- [EXERCISE]: Look through the data below and return each line where "JSON" appears.

⁂

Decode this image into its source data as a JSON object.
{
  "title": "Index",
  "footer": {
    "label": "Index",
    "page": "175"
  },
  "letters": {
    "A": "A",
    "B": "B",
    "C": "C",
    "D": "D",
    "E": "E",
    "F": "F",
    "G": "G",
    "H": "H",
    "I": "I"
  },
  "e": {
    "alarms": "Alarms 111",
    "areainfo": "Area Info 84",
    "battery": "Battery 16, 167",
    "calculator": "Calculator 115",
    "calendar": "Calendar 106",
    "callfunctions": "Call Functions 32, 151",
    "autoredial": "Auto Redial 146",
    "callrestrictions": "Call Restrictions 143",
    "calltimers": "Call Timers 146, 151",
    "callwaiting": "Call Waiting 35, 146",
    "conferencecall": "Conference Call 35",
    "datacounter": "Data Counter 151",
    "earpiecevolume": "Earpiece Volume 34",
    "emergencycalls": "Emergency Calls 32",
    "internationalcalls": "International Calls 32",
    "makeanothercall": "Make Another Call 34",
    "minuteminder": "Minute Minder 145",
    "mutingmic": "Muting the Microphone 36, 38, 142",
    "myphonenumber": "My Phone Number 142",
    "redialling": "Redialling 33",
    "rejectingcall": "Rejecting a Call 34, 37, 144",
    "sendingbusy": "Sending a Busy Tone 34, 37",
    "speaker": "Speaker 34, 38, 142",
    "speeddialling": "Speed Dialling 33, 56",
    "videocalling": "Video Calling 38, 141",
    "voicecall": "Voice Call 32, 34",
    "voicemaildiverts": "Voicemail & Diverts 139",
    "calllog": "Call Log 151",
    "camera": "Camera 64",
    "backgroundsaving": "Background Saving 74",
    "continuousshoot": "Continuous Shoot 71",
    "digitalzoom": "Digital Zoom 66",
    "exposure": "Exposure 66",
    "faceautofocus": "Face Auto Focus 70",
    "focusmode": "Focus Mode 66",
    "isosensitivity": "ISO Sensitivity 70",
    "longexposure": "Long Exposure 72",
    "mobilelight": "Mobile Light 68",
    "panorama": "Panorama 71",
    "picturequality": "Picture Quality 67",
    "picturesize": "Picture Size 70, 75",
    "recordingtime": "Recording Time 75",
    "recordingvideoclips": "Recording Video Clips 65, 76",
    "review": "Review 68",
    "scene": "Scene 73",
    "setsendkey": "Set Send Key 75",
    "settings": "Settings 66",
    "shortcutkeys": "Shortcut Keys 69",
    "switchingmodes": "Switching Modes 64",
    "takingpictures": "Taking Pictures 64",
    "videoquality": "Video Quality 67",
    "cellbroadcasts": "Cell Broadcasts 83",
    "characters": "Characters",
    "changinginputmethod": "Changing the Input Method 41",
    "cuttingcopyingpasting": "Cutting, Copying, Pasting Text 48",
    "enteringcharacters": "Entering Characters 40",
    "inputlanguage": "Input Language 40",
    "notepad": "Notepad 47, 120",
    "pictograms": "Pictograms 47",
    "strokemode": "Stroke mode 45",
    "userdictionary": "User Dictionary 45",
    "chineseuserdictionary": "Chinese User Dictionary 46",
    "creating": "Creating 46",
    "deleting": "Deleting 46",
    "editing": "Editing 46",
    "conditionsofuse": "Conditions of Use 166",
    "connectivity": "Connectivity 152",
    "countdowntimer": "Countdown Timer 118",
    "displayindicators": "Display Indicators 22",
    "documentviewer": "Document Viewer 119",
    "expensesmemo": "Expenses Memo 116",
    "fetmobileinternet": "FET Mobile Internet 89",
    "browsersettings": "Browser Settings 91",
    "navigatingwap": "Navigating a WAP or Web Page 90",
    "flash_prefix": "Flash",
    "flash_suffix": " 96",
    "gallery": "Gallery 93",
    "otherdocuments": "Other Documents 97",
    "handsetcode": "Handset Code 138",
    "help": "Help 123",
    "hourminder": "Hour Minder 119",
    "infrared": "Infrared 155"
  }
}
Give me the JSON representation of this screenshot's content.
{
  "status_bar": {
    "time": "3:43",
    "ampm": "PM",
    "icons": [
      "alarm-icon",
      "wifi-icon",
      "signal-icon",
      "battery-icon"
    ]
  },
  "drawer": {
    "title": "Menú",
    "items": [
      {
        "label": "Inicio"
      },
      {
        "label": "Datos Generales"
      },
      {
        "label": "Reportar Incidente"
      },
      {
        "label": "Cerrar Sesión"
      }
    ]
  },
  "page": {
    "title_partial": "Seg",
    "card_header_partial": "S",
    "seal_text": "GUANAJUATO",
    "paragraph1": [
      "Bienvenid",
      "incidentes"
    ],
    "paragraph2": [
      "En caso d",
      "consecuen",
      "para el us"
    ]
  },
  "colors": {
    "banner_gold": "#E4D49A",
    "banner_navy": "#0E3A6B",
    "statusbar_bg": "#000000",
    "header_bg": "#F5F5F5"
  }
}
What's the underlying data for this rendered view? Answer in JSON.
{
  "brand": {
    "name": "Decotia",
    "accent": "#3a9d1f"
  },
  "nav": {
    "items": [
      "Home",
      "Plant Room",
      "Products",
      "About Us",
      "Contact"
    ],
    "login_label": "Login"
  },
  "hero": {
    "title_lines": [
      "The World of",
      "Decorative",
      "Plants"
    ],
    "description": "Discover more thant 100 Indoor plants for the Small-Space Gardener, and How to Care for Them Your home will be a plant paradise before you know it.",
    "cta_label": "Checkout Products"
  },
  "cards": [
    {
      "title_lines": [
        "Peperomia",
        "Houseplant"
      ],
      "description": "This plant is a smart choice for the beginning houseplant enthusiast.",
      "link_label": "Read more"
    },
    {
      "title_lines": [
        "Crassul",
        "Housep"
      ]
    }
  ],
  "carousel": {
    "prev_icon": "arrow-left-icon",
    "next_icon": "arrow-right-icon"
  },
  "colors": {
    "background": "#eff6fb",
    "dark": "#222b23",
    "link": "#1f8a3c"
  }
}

⁂

- [OUTPUT]:
Decode this image into its source data as a JSON object.
Give me the JSON representation of this screenshot's content.
What's the underlying data for this rendered view? Answer in JSON.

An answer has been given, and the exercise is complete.